* WHAT IS BEING ASKED *
Could you extract every entry below and reproduce it exactly?

* DATA ENTRIES *
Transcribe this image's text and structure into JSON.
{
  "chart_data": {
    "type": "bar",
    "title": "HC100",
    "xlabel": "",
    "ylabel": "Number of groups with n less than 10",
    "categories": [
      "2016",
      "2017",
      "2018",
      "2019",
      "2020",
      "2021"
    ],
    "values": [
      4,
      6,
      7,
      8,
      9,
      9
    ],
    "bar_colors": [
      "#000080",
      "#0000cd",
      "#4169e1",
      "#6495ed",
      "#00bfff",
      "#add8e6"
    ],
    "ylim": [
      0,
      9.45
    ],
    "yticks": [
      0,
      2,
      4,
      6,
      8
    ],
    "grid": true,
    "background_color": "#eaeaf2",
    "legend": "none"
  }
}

* SOLUTION TO THE PROBLEM *
Transcribe this image's text and structure into JSON.
{
  "chart_data": {
    "type": "bar",
    "title": "HC100",
    "xlabel": "",
    "ylabel": "Number of groups with n less than 10",
    "categories": [
      "2016",
      "2017",
      "2018",
      "2019",
      "2020",
      "2021"
    ],
    "values": [
      4,
      6,
      7,
      8,
      9,
      9
    ],
    "bar_colors": [
      "#000080",
      "#0000cd",
      "#4169e1",
      "#6495ed",
      "#00bfff",
      "#add8e6"
    ],
    "ylim": [
      0,
      9.45
    ],
    "yticks": [
      0,
      2,
      4,
      6,
      8
    ],
    "grid": true,
    "background_color": "#eaeaf2",
    "legend": "none"
  }
}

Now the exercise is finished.